BEGIN MATERIAL FOR THIS EXERCISE

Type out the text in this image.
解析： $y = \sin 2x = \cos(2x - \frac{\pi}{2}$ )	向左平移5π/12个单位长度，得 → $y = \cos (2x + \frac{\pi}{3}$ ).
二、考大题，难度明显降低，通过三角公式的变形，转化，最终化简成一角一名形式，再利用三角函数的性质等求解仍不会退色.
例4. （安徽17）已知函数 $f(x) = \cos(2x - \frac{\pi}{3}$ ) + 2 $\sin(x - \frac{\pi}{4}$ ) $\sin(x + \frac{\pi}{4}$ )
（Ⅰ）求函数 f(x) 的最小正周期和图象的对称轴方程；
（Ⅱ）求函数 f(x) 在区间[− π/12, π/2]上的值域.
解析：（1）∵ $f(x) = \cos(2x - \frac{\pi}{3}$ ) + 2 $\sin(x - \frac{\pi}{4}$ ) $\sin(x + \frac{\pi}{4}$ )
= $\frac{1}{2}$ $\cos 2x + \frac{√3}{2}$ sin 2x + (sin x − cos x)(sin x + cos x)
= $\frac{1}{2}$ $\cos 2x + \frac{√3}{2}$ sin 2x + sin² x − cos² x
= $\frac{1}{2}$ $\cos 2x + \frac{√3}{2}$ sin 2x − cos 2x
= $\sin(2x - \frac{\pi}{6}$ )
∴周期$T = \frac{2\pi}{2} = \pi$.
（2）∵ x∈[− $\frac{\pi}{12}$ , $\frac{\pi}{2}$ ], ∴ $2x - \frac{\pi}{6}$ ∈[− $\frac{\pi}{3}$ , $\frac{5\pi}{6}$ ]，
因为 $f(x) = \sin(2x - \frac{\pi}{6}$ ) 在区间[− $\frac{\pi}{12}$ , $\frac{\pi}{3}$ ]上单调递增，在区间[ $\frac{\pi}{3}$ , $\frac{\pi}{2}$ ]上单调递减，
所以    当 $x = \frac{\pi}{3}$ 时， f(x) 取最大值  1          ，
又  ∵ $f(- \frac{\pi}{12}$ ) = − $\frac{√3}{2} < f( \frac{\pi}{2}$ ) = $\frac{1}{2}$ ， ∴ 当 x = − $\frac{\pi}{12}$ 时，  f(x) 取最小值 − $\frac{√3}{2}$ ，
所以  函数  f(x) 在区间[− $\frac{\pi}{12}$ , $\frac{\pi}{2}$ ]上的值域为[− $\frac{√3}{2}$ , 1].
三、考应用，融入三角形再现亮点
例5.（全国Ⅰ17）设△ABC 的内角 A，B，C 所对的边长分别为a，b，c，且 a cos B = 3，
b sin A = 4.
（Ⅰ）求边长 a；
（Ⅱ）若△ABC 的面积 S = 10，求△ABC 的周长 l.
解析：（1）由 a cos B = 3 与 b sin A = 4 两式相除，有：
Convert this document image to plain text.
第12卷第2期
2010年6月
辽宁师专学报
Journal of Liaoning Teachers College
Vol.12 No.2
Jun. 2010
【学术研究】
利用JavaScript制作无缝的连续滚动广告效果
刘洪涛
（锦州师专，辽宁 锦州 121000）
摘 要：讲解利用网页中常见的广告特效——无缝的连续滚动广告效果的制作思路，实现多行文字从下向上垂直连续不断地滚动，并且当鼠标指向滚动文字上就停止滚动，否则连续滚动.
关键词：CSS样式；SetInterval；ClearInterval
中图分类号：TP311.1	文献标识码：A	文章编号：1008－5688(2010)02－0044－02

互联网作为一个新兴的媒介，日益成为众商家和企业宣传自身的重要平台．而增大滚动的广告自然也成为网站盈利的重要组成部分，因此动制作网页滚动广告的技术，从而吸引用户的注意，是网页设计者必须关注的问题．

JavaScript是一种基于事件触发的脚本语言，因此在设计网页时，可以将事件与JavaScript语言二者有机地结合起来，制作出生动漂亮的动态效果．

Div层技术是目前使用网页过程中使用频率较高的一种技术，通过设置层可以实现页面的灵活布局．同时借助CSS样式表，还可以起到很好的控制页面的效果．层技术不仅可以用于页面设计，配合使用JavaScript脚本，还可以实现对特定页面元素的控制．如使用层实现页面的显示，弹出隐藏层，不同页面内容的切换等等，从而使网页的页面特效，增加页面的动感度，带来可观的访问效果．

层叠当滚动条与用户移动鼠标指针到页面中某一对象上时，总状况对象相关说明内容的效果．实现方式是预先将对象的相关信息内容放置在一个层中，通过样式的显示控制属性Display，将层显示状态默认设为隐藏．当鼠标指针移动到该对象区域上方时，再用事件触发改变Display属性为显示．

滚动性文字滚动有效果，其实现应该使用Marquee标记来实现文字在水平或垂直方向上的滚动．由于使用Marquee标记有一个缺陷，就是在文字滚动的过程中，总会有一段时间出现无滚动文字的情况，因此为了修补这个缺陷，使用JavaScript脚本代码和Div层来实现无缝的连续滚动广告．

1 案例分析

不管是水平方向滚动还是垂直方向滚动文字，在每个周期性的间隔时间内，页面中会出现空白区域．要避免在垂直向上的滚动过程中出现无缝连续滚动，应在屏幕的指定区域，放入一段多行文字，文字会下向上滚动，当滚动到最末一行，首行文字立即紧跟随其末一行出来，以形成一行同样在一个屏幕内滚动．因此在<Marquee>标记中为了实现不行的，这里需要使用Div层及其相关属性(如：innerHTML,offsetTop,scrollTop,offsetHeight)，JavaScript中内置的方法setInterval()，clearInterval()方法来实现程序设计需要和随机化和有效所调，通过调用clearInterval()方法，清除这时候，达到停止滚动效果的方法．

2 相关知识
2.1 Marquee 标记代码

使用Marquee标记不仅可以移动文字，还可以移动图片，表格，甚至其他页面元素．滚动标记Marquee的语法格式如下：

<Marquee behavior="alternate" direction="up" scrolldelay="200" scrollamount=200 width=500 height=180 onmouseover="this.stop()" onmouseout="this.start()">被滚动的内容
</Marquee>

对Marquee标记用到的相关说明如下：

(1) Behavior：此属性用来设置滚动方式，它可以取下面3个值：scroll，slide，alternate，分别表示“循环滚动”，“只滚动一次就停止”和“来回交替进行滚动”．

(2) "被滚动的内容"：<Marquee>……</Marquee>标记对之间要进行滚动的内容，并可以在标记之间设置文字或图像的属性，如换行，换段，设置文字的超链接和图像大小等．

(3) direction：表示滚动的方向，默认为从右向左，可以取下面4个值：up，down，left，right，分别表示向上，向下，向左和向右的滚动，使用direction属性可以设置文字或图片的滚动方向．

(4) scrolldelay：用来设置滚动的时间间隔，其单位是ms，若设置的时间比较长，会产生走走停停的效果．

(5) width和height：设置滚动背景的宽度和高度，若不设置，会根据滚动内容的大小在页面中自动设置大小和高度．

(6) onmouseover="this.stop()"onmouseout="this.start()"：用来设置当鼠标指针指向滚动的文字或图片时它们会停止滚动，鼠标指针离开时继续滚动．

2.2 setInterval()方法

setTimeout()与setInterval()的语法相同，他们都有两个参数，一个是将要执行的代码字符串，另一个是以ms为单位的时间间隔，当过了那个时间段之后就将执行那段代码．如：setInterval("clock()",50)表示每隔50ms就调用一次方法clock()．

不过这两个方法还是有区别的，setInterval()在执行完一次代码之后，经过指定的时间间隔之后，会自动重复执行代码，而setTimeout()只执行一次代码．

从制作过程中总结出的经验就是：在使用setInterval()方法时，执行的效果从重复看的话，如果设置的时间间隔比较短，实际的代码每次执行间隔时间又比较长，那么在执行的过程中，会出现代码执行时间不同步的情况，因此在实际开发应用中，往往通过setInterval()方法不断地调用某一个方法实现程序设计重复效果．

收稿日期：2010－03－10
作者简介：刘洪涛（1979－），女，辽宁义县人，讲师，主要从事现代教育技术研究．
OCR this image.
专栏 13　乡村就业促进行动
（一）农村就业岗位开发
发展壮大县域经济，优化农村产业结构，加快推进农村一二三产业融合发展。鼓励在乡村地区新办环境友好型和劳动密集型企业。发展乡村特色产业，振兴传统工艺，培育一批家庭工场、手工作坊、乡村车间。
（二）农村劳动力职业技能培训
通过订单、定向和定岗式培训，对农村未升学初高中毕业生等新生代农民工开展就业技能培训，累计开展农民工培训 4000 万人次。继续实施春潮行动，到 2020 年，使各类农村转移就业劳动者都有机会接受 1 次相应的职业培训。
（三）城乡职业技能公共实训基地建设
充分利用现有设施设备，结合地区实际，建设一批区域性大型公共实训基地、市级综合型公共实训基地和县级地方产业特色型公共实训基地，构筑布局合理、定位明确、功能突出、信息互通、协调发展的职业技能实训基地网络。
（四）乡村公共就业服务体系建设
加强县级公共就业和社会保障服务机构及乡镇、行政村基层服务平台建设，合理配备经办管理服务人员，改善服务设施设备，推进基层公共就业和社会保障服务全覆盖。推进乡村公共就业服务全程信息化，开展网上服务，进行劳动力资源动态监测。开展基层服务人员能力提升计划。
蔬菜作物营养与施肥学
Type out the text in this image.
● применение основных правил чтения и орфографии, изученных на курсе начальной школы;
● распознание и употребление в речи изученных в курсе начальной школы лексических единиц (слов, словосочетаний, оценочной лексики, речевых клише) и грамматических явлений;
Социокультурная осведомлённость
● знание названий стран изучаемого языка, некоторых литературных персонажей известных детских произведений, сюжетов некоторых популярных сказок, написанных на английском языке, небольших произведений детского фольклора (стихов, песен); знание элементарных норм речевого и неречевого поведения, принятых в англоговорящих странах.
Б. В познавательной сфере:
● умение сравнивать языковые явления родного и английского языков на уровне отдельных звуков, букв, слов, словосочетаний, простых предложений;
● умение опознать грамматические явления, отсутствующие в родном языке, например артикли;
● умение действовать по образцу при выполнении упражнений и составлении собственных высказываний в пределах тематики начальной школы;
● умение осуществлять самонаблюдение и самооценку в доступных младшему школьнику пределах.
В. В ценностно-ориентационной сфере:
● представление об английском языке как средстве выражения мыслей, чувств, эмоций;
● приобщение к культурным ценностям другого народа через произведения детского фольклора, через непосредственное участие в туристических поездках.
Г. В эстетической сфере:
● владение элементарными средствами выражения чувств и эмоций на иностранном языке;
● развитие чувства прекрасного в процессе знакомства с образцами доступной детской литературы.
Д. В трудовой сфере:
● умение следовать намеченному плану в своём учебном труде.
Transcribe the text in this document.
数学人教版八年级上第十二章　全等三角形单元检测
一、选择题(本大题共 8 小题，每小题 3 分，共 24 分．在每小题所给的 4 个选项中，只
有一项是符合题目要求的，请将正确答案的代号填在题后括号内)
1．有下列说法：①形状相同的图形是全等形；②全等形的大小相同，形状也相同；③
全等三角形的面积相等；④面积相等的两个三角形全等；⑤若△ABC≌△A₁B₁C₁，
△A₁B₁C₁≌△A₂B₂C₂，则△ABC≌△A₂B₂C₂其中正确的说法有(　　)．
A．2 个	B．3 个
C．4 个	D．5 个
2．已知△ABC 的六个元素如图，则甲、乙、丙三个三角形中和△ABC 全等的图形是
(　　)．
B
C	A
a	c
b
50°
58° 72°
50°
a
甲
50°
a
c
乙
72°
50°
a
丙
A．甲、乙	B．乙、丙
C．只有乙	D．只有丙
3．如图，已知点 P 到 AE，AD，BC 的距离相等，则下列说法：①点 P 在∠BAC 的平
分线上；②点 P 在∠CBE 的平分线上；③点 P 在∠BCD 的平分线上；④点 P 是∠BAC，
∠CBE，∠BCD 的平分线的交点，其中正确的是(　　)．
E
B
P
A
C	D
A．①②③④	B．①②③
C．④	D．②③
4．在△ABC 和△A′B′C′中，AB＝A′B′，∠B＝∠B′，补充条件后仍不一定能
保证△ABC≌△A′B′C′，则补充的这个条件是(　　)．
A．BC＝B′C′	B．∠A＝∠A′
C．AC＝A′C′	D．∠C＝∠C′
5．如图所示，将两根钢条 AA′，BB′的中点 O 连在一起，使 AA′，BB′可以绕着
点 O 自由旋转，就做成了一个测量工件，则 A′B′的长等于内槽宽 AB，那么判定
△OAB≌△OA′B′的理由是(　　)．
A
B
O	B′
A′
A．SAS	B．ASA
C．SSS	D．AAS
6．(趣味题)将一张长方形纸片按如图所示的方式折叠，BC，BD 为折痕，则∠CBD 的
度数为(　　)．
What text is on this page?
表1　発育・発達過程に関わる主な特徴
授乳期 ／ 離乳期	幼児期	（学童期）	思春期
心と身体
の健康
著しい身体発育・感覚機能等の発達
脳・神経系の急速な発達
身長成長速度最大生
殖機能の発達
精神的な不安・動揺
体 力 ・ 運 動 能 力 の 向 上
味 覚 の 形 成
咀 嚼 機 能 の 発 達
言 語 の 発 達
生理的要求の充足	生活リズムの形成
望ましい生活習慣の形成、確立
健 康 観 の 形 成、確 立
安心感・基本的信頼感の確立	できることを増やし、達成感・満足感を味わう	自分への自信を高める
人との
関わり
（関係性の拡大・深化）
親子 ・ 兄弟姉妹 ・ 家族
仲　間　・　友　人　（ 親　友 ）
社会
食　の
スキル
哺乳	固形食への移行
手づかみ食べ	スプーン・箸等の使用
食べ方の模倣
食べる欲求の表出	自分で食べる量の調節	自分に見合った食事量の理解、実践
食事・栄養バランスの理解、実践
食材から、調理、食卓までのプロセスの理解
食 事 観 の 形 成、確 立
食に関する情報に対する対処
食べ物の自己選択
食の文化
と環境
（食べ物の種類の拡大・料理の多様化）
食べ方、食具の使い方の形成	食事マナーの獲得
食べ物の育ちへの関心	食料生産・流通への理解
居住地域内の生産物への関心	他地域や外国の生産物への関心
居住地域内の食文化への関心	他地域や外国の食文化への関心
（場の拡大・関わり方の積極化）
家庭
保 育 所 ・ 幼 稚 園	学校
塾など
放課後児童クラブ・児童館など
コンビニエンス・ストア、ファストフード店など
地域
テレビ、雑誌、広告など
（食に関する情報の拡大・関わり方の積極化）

END MATERIAL FOR THIS EXERCISE

Extract, from the material above, each line holding the word "изученных".

● применение основных правил чтения и орфографии, изученных на курсе начальной школы;
● распознание и употребление в речи изученных в курсе начальной школы лексических единиц (слов, словосочетаний, оценочной лексики, речевых клише) и грамматических явлений;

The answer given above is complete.